LISTED RECORDS:

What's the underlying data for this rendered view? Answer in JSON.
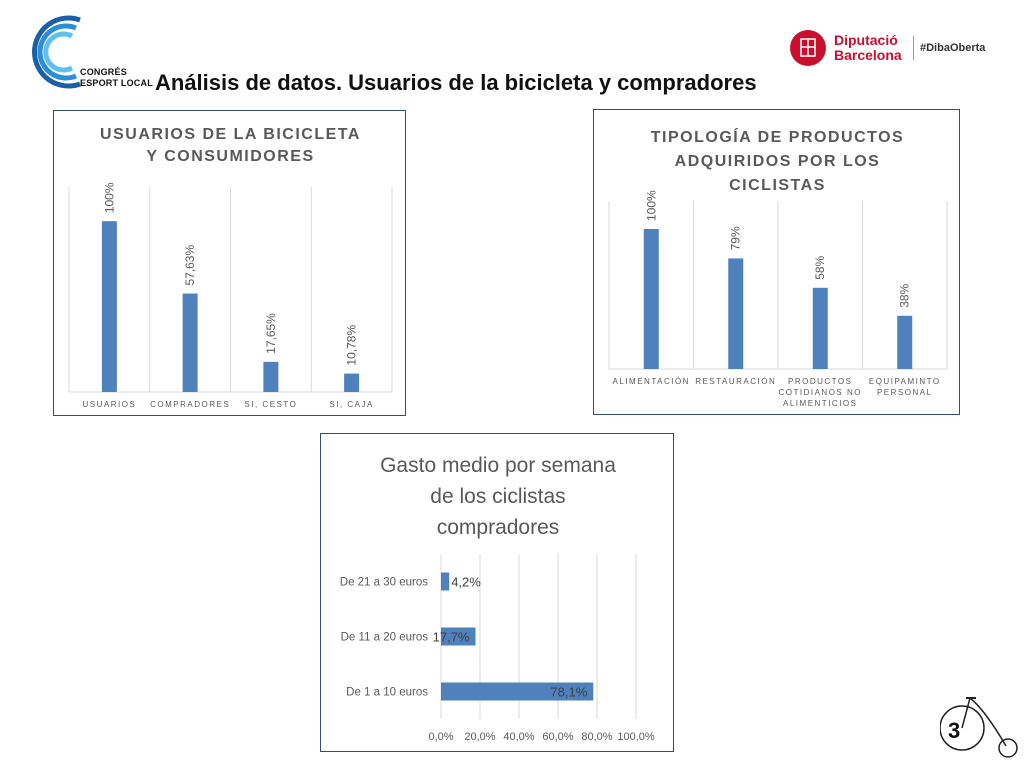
{
  "header": {
    "logo_left_text": "CONGRÉS\nESPORT LOCAL",
    "title": "Análisis de datos. Usuarios de la bicicleta y compradores",
    "logo_right_name": "Diputació\nBarcelona",
    "logo_right_tag": "#DibaOberta"
  },
  "slide_number": "3",
  "colors": {
    "bar": "#4f81bd",
    "frame": "#2f4e7d",
    "title_gray": "#595959",
    "grid": "#d9d9d9",
    "brand_red": "#c8102e"
  },
  "chart_data": [
    {
      "type": "bar",
      "title": "USUARIOS DE LA BICICLETA Y CONSUMIDORES",
      "categories": [
        "USUARIOS",
        "COMPRADORES",
        "SI, CESTO",
        "SI, CAJA"
      ],
      "values": [
        100,
        57.63,
        17.65,
        10.78
      ],
      "labels": [
        "100%",
        "57,63%",
        "17,65%",
        "10,78%"
      ],
      "ylim": [
        0,
        120
      ],
      "grid": "vertical separators",
      "legend": "none"
    },
    {
      "type": "bar",
      "title": "TIPOLOGÍA DE PRODUCTOS ADQUIRIDOS POR LOS CICLISTAS",
      "categories": [
        "ALIMENTACIÓN",
        "RESTAURACIÓN",
        "PRODUCTOS COTIDIANOS NO ALIMENTICIOS",
        "EQUIPAMINTO PERSONAL"
      ],
      "values": [
        100,
        79,
        58,
        38
      ],
      "labels": [
        "100%",
        "79%",
        "58%",
        "38%"
      ],
      "ylim": [
        0,
        120
      ],
      "grid": "vertical separators",
      "legend": "none"
    },
    {
      "type": "bar",
      "orientation": "horizontal",
      "title": "Gasto medio por semana de los ciclistas compradores",
      "categories": [
        "De 21 a 30 euros",
        "De 11 a 20 euros",
        "De 1 a 10 euros"
      ],
      "values": [
        4.2,
        17.7,
        78.1
      ],
      "labels": [
        "4,2%",
        "17,7%",
        "78,1%"
      ],
      "xlim": [
        0,
        100
      ],
      "x_ticks": [
        "0,0%",
        "20,0%",
        "40,0%",
        "60,0%",
        "80,0%",
        "100,0%"
      ],
      "grid": "vertical",
      "legend": "none"
    }
  ]
}
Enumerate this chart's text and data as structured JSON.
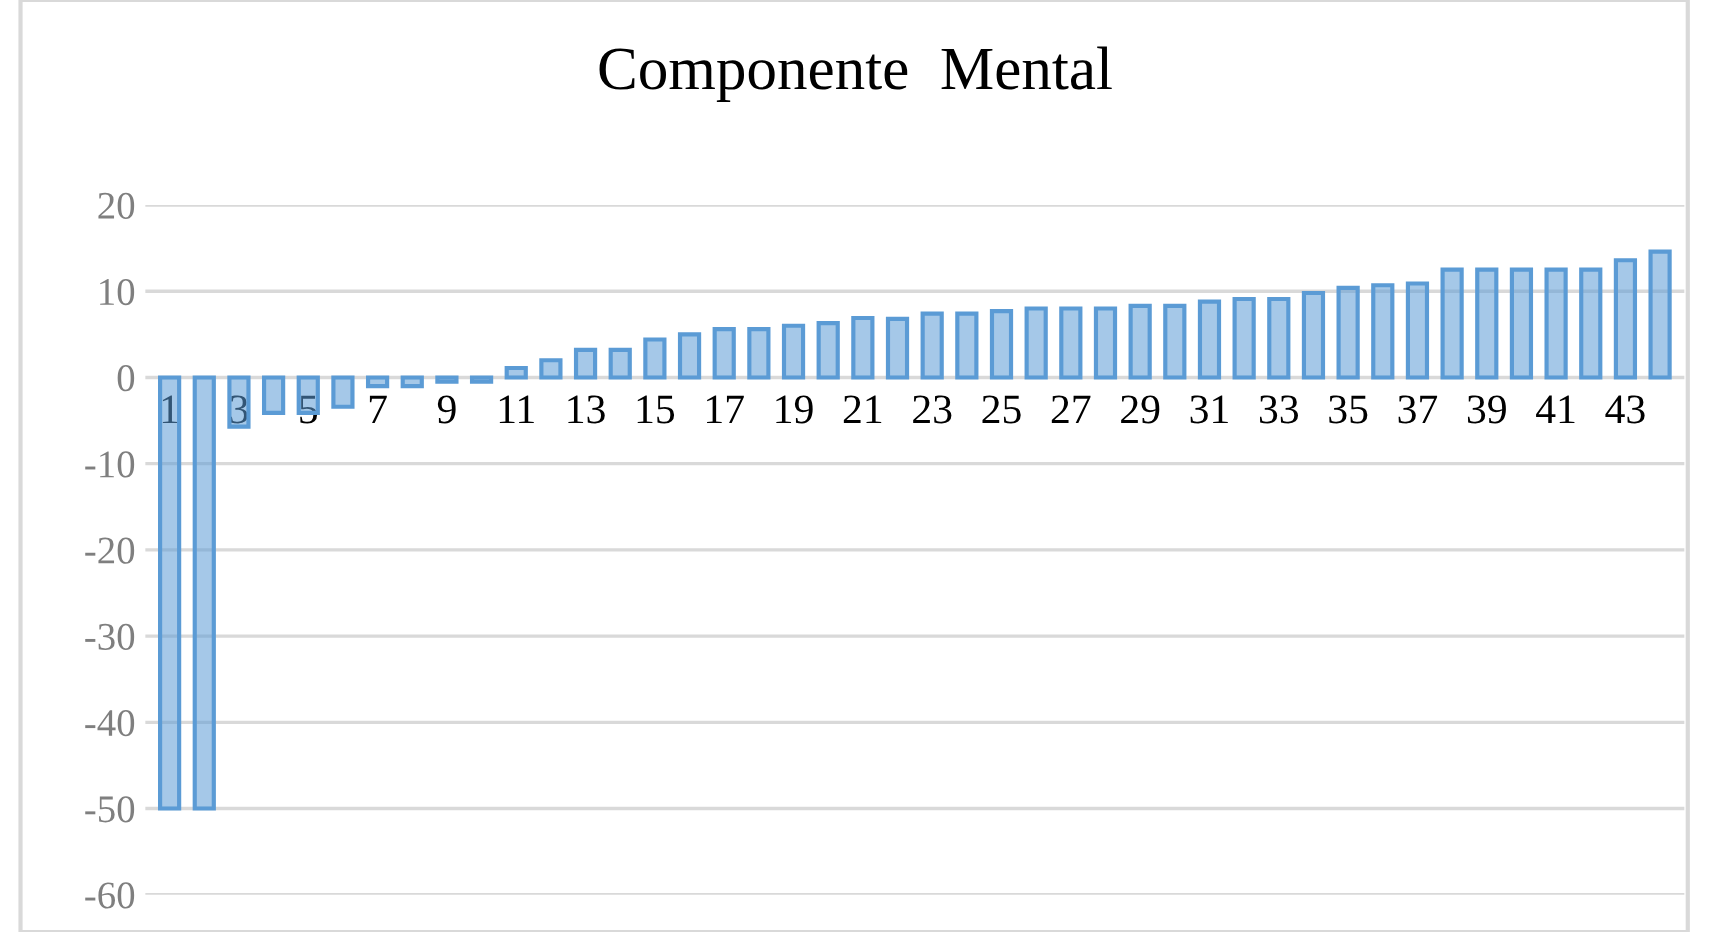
{
  "chart_data": {
    "type": "bar",
    "title": "Componente  Mental",
    "categories": [
      "1",
      null,
      "3",
      null,
      "5",
      null,
      "7",
      null,
      "9",
      null,
      "11",
      null,
      "13",
      null,
      "15",
      null,
      "17",
      null,
      "19",
      null,
      "21",
      null,
      "23",
      null,
      "25",
      null,
      "27",
      null,
      "29",
      null,
      "31",
      null,
      "33",
      null,
      "35",
      null,
      "37",
      null,
      "39",
      null,
      "41",
      null,
      "43",
      null
    ],
    "values": [
      -50,
      -50,
      -5.7,
      -4.1,
      -4.1,
      -3.4,
      -1,
      -1,
      -0.5,
      -0.5,
      1.1,
      2,
      3.2,
      3.2,
      4.4,
      5,
      5.6,
      5.6,
      6,
      6.3,
      6.9,
      6.8,
      7.4,
      7.4,
      7.7,
      8,
      8,
      8,
      8.3,
      8.3,
      8.8,
      9.1,
      9.1,
      9.8,
      10.4,
      10.7,
      10.9,
      12.5,
      12.5,
      12.5,
      12.5,
      12.5,
      13.6,
      14.6
    ],
    "color": "#5b9bd5",
    "ylim": [
      -60,
      20
    ],
    "yticks": [
      -60,
      -50,
      -40,
      -30,
      -20,
      -10,
      0,
      10,
      20
    ],
    "grid": "y"
  }
}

TASK TO CARRY OUT: Copy out every line of the listing that includes the string "PRODUCTOS".

THE ANSWER:
      "title": "TIPOLOGÍA DE PRODUCTOS ADQUIRIDOS POR LOS CICLISTAS",
        "PRODUCTOS COTIDIANOS NO ALIMENTICIOS",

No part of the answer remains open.